# TASK STATEMENT:
Starting with the line containing "- author-name[interactable]: Gary" and going on through the end of the records, rewrite the lines with "person-icon" changed to "user-icon" and everything else the same, leaving out the pictures.

# SUPPLIED MATERIAL:

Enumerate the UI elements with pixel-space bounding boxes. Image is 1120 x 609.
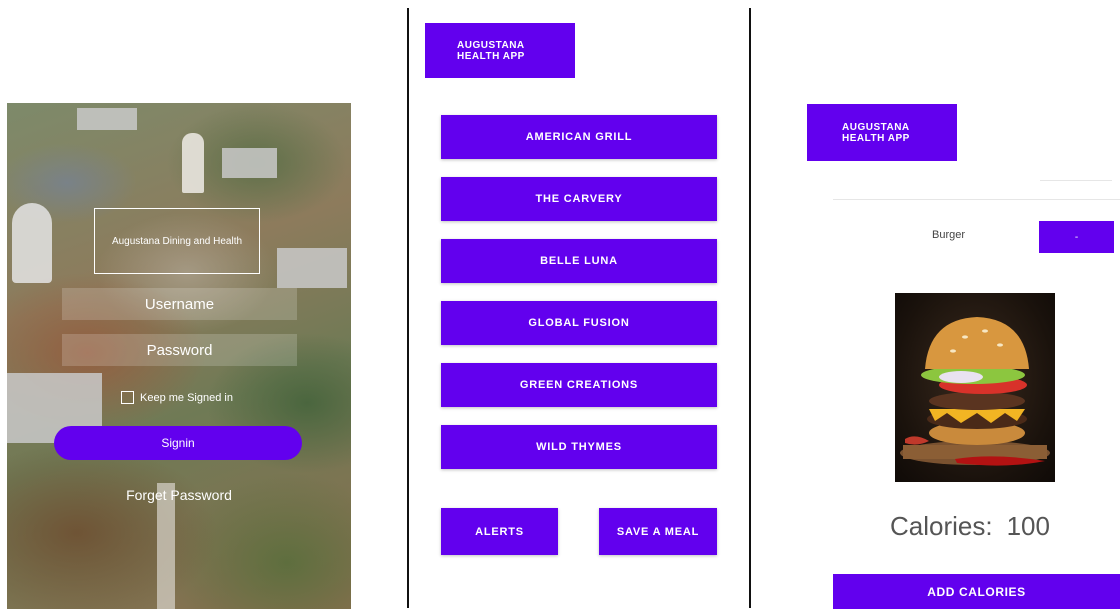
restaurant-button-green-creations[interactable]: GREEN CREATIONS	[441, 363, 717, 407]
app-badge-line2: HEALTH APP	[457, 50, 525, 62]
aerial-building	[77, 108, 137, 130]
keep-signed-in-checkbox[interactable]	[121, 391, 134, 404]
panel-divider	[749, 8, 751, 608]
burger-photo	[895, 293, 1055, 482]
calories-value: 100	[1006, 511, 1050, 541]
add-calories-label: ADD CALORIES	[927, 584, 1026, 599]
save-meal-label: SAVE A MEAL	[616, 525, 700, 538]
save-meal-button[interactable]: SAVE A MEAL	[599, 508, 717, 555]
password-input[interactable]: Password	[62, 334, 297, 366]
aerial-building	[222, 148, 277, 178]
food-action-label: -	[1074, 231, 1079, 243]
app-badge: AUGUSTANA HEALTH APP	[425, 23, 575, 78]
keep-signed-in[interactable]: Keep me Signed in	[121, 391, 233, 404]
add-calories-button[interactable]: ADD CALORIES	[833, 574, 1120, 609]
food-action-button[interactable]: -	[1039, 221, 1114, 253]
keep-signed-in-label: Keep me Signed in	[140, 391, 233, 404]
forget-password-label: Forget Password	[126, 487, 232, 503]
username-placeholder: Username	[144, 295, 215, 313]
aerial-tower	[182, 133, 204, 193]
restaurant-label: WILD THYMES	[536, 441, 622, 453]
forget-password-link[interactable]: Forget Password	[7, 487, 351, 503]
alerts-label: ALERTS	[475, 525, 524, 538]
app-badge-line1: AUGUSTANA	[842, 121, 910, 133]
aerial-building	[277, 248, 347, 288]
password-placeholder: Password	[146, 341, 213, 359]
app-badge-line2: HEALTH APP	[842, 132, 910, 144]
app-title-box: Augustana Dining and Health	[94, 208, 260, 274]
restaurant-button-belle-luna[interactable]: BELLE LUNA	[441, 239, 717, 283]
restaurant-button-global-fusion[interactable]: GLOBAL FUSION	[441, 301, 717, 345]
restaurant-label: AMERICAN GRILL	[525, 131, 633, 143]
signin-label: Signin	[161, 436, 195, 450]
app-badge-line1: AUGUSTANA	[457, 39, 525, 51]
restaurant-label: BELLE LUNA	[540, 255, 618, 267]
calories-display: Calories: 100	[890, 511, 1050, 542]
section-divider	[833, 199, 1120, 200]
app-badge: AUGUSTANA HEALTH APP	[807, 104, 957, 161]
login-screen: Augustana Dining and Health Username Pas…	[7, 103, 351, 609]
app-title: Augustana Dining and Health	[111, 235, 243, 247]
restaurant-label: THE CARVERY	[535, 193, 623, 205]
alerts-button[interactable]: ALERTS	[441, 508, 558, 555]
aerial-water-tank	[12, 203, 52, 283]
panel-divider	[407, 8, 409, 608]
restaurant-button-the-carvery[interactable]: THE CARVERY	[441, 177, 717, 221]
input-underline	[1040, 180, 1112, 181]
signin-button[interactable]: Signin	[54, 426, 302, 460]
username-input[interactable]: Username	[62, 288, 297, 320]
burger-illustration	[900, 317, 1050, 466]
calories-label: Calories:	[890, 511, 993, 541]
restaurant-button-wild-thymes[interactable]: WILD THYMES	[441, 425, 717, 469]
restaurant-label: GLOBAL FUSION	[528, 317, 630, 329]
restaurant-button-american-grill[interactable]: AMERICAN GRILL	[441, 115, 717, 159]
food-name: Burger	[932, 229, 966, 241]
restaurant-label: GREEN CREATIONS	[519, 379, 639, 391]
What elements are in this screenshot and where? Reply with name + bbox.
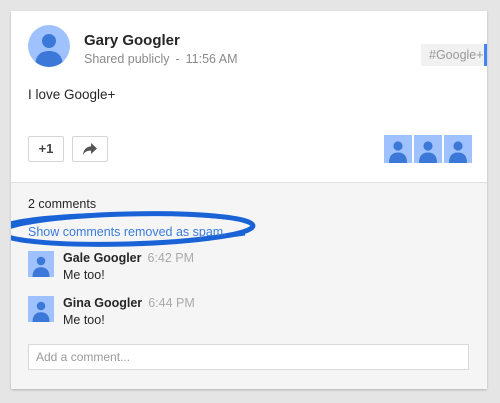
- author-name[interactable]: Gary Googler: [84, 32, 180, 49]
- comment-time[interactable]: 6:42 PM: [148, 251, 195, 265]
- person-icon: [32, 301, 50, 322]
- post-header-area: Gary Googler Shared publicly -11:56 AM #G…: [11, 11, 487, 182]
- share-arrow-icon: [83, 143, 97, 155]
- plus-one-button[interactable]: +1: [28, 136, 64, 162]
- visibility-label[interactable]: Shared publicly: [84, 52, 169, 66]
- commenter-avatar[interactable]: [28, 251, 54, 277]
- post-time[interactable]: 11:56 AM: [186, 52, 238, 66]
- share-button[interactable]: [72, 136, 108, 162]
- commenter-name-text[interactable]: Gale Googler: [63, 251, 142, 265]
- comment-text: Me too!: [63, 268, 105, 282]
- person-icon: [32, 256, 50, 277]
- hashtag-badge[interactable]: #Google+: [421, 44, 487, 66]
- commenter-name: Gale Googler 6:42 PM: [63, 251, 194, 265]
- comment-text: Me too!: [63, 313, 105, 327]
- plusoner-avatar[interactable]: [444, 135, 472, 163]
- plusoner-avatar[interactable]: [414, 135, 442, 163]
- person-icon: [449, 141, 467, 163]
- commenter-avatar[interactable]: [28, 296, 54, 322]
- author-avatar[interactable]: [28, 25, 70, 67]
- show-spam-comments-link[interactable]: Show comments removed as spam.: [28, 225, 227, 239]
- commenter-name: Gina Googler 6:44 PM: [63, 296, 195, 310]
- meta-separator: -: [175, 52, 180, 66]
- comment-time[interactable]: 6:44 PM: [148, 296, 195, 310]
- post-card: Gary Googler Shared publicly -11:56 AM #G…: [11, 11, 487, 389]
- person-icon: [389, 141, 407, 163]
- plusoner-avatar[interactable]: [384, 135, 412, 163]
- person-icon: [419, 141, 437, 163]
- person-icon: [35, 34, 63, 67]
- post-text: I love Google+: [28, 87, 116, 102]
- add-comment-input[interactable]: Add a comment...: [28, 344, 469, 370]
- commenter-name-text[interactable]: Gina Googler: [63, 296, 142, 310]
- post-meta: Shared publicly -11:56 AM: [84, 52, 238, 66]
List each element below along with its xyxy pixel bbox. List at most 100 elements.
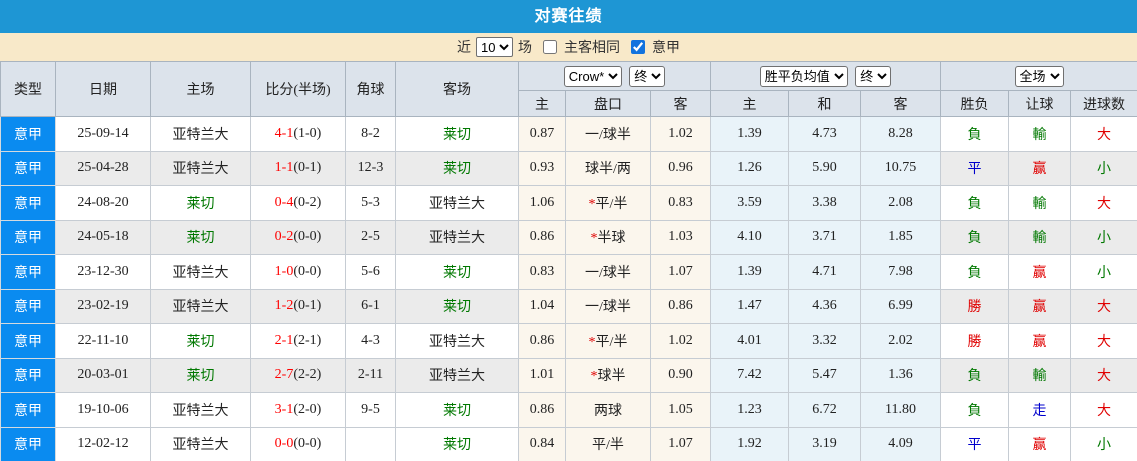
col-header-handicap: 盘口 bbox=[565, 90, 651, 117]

# RESPONSE TO THE TASK:
- author-name[interactable]: Gary Googler: [84, 32, 180, 49]
- comment-time[interactable]: 6:42 PM: [148, 251, 195, 265]
- user-icon: [32, 301, 50, 322]
- post-header-area: Gary Googler Shared publicly -11:56 AM #G…: [11, 11, 487, 182]
- share-arrow-icon: [83, 143, 97, 155]
- plus-one-button[interactable]: +1: [28, 136, 64, 162]
- visibility-label[interactable]: Shared publicly: [84, 52, 169, 66]
- commenter-avatar[interactable]: [28, 251, 54, 277]
- post-time[interactable]: 11:56 AM: [186, 52, 238, 66]
- share-button[interactable]: [72, 136, 108, 162]
- commenter-name-text[interactable]: Gale Googler: [63, 251, 142, 265]
- comment-text: Me too!: [63, 268, 105, 282]
- user-icon: [32, 256, 50, 277]
- hashtag-badge[interactable]: #Google+: [421, 44, 487, 66]
- commenter-name: Gale Googler 6:42 PM: [63, 251, 194, 265]
- comment-text: Me too!: [63, 313, 105, 327]
- plusoner-avatar[interactable]: [444, 135, 472, 163]
- plusoner-avatar[interactable]: [414, 135, 442, 163]
- user-icon: [449, 141, 467, 163]
- commenter-avatar[interactable]: [28, 296, 54, 322]
- author-avatar[interactable]: [28, 25, 70, 67]
- show-spam-comments-link[interactable]: Show comments removed as spam.: [28, 225, 227, 239]
- commenter-name: Gina Googler 6:44 PM: [63, 296, 195, 310]
- meta-separator: -: [175, 52, 180, 66]
- comment-time[interactable]: 6:44 PM: [148, 296, 195, 310]
- post-card: Gary Googler Shared publicly -11:56 AM #G…: [11, 11, 487, 389]
- user-icon: [389, 141, 407, 163]
- plusoner-avatar[interactable]: [384, 135, 412, 163]
- user-icon: [419, 141, 437, 163]
- user-icon: [35, 34, 63, 67]
- post-text: I love Google+: [28, 87, 116, 102]
- add-comment-input[interactable]: Add a comment...: [28, 344, 469, 370]
- commenter-name-text[interactable]: Gina Googler: [63, 296, 142, 310]
- post-meta: Shared publicly -11:56 AM: [84, 52, 238, 66]
List each element below along with its xyxy pixel bbox. List at most 100 elements.
col-header-handicap: 盘口 bbox=[565, 90, 651, 117]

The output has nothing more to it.